━━━ Raw records ━━━

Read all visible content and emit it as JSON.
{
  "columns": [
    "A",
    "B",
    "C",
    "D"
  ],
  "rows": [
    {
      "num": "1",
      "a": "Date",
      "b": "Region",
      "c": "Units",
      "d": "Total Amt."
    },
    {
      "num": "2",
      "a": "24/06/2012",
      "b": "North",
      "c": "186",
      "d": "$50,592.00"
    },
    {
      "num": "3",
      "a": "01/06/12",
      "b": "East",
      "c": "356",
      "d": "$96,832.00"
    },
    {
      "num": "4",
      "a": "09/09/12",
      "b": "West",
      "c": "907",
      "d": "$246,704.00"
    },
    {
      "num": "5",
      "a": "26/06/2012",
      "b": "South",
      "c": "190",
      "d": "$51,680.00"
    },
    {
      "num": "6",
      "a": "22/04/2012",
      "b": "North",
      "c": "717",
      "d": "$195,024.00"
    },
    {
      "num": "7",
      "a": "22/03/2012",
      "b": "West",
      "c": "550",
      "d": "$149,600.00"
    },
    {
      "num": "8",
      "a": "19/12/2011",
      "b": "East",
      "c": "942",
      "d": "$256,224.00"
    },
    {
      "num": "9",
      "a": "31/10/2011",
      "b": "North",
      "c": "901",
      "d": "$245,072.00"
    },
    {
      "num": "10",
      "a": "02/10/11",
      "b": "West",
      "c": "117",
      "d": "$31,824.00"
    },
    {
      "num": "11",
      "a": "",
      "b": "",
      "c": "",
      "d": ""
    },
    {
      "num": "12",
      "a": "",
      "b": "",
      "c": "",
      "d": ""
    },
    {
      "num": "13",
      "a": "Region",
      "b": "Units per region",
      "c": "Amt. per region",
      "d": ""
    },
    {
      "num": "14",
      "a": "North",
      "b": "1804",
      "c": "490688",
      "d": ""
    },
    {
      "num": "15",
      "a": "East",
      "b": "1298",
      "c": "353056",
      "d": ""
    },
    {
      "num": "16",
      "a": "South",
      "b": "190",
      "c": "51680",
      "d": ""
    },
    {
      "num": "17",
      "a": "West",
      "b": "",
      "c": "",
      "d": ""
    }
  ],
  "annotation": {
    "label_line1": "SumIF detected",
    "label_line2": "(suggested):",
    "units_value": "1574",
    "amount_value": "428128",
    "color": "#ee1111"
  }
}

━━━

● What is needed
Retype the data exactly as given.

● Result below
Read all visible content and emit it as JSON.
{
  "columns": [
    "A",
    "B",
    "C",
    "D"
  ],
  "rows": [
    {
      "num": "1",
      "a": "Date",
      "b": "Region",
      "c": "Units",
      "d": "Total Amt."
    },
    {
      "num": "2",
      "a": "24/06/2012",
      "b": "North",
      "c": "186",
      "d": "$50,592.00"
    },
    {
      "num": "3",
      "a": "01/06/12",
      "b": "East",
      "c": "356",
      "d": "$96,832.00"
    },
    {
      "num": "4",
      "a": "09/09/12",
      "b": "West",
      "c": "907",
      "d": "$246,704.00"
    },
    {
      "num": "5",
      "a": "26/06/2012",
      "b": "South",
      "c": "190",
      "d": "$51,680.00"
    },
    {
      "num": "6",
      "a": "22/04/2012",
      "b": "North",
      "c": "717",
      "d": "$195,024.00"
    },
    {
      "num": "7",
      "a": "22/03/2012",
      "b": "West",
      "c": "550",
      "d": "$149,600.00"
    },
    {
      "num": "8",
      "a": "19/12/2011",
      "b": "East",
      "c": "942",
      "d": "$256,224.00"
    },
    {
      "num": "9",
      "a": "31/10/2011",
      "b": "North",
      "c": "901",
      "d": "$245,072.00"
    },
    {
      "num": "10",
      "a": "02/10/11",
      "b": "West",
      "c": "117",
      "d": "$31,824.00"
    },
    {
      "num": "11",
      "a": "",
      "b": "",
      "c": "",
      "d": ""
    },
    {
      "num": "12",
      "a": "",
      "b": "",
      "c": "",
      "d": ""
    },
    {
      "num": "13",
      "a": "Region",
      "b": "Units per region",
      "c": "Amt. per region",
      "d": ""
    },
    {
      "num": "14",
      "a": "North",
      "b": "1804",
      "c": "490688",
      "d": ""
    },
    {
      "num": "15",
      "a": "East",
      "b": "1298",
      "c": "353056",
      "d": ""
    },
    {
      "num": "16",
      "a": "South",
      "b": "190",
      "c": "51680",
      "d": ""
    },
    {
      "num": "17",
      "a": "West",
      "b": "",
      "c": "",
      "d": ""
    }
  ],
  "annotation": {
    "label_line1": "SumIF detected",
    "label_line2": "(suggested):",
    "units_value": "1574",
    "amount_value": "428128",
    "color": "#ee1111"
  }
}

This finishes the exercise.